Produce a verbatim copy of the entries listed below.

___

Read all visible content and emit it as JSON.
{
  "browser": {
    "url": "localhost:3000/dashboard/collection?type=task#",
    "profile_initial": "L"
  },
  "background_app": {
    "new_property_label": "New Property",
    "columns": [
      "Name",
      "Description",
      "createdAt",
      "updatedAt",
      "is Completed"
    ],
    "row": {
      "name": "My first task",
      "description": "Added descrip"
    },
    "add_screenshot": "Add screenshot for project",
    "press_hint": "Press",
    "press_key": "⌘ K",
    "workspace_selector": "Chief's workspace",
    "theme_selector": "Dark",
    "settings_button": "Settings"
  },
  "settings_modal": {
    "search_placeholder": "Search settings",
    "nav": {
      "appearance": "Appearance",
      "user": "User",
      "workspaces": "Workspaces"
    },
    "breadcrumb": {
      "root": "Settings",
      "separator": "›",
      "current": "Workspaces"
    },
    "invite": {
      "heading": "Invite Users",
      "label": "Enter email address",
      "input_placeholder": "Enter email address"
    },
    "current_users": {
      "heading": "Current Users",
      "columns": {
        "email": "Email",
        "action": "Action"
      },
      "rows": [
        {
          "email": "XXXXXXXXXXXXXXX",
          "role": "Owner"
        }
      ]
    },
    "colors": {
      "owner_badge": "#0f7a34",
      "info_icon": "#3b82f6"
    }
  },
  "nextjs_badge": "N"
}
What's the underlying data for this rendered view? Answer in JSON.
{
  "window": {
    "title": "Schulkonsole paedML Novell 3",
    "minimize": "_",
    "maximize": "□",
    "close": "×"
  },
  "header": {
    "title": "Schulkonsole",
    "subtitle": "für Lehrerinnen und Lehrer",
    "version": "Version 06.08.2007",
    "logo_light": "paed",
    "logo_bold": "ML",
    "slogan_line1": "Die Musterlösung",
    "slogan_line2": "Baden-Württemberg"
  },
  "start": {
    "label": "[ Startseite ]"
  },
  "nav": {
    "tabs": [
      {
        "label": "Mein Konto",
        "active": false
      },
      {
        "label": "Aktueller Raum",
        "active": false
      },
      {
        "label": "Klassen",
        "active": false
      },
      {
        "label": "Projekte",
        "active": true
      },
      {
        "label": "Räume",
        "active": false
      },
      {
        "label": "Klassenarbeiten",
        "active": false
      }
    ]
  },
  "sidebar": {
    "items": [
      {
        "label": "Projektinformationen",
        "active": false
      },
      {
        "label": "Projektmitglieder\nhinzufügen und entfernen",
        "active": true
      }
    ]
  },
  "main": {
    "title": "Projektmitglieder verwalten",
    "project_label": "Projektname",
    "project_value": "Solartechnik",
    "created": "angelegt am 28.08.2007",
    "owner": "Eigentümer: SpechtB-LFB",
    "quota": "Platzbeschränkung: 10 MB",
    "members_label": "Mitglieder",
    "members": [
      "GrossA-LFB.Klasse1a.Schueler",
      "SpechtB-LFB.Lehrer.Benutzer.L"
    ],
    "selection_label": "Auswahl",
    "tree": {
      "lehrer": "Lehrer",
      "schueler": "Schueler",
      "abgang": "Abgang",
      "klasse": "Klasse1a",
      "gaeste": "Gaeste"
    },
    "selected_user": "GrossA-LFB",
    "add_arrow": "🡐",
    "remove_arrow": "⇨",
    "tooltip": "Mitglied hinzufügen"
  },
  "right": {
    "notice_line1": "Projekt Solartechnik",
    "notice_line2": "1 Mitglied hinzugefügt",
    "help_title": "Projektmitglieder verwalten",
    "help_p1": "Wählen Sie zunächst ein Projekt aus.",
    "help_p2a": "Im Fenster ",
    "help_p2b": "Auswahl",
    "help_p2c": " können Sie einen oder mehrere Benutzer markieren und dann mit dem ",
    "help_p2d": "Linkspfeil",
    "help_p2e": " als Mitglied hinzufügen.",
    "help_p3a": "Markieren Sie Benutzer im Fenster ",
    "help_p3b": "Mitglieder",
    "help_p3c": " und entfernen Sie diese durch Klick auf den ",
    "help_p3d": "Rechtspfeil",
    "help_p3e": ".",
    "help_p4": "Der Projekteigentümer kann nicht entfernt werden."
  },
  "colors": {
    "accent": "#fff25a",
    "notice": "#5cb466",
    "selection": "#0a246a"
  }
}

___

# ANSWER TO THE TASK:
Read all visible content and emit it as JSON.
{
  "browser": {
    "url": "localhost:3000/dashboard/collection?type=task#",
    "profile_initial": "L"
  },
  "background_app": {
    "new_property_label": "New Property",
    "columns": [
      "Name",
      "Description",
      "createdAt",
      "updatedAt",
      "is Completed"
    ],
    "row": {
      "name": "My first task",
      "description": "Added descrip"
    },
    "add_screenshot": "Add screenshot for project",
    "press_hint": "Press",
    "press_key": "⌘ K",
    "workspace_selector": "Chief's workspace",
    "theme_selector": "Dark",
    "settings_button": "Settings"
  },
  "settings_modal": {
    "search_placeholder": "Search settings",
    "nav": {
      "appearance": "Appearance",
      "user": "User",
      "workspaces": "Workspaces"
    },
    "breadcrumb": {
      "root": "Settings",
      "separator": "›",
      "current": "Workspaces"
    },
    "invite": {
      "heading": "Invite Users",
      "label": "Enter email address",
      "input_placeholder": "Enter email address"
    },
    "current_users": {
      "heading": "Current Users",
      "columns": {
        "email": "Email",
        "action": "Action"
      },
      "rows": [
        {
          "email": "XXXXXXXXXXXXXXX",
          "role": "Owner"
        }
      ]
    },
    "colors": {
      "owner_badge": "#0f7a34",
      "info_icon": "#3b82f6"
    }
  },
  "nextjs_badge": "N"
}
What's the underlying data for this rendered view? Answer in JSON.
{
  "window": {
    "title": "Schulkonsole paedML Novell 3",
    "minimize": "_",
    "maximize": "□",
    "close": "×"
  },
  "header": {
    "title": "Schulkonsole",
    "subtitle": "für Lehrerinnen und Lehrer",
    "version": "Version 06.08.2007",
    "logo_light": "paed",
    "logo_bold": "ML",
    "slogan_line1": "Die Musterlösung",
    "slogan_line2": "Baden-Württemberg"
  },
  "start": {
    "label": "[ Startseite ]"
  },
  "nav": {
    "tabs": [
      {
        "label": "Mein Konto",
        "active": false
      },
      {
        "label": "Aktueller Raum",
        "active": false
      },
      {
        "label": "Klassen",
        "active": false
      },
      {
        "label": "Projekte",
        "active": true
      },
      {
        "label": "Räume",
        "active": false
      },
      {
        "label": "Klassenarbeiten",
        "active": false
      }
    ]
  },
  "sidebar": {
    "items": [
      {
        "label": "Projektinformationen",
        "active": false
      },
      {
        "label": "Projektmitglieder\nhinzufügen und entfernen",
        "active": true
      }
    ]
  },
  "main": {
    "title": "Projektmitglieder verwalten",
    "project_label": "Projektname",
    "project_value": "Solartechnik",
    "created": "angelegt am 28.08.2007",
    "owner": "Eigentümer: SpechtB-LFB",
    "quota": "Platzbeschränkung: 10 MB",
    "members_label": "Mitglieder",
    "members": [
      "GrossA-LFB.Klasse1a.Schueler",
      "SpechtB-LFB.Lehrer.Benutzer.L"
    ],
    "selection_label": "Auswahl",
    "tree": {
      "lehrer": "Lehrer",
      "schueler": "Schueler",
      "abgang": "Abgang",
      "klasse": "Klasse1a",
      "gaeste": "Gaeste"
    },
    "selected_user": "GrossA-LFB",
    "add_arrow": "🡐",
    "remove_arrow": "⇨",
    "tooltip": "Mitglied hinzufügen"
  },
  "right": {
    "notice_line1": "Projekt Solartechnik",
    "notice_line2": "1 Mitglied hinzugefügt",
    "help_title": "Projektmitglieder verwalten",
    "help_p1": "Wählen Sie zunächst ein Projekt aus.",
    "help_p2a": "Im Fenster ",
    "help_p2b": "Auswahl",
    "help_p2c": " können Sie einen oder mehrere Benutzer markieren und dann mit dem ",
    "help_p2d": "Linkspfeil",
    "help_p2e": " als Mitglied hinzufügen.",
    "help_p3a": "Markieren Sie Benutzer im Fenster ",
    "help_p3b": "Mitglieder",
    "help_p3c": " und entfernen Sie diese durch Klick auf den ",
    "help_p3d": "Rechtspfeil",
    "help_p3e": ".",
    "help_p4": "Der Projekteigentümer kann nicht entfernt werden."
  },
  "colors": {
    "accent": "#fff25a",
    "notice": "#5cb466",
    "selection": "#0a246a"
  }
}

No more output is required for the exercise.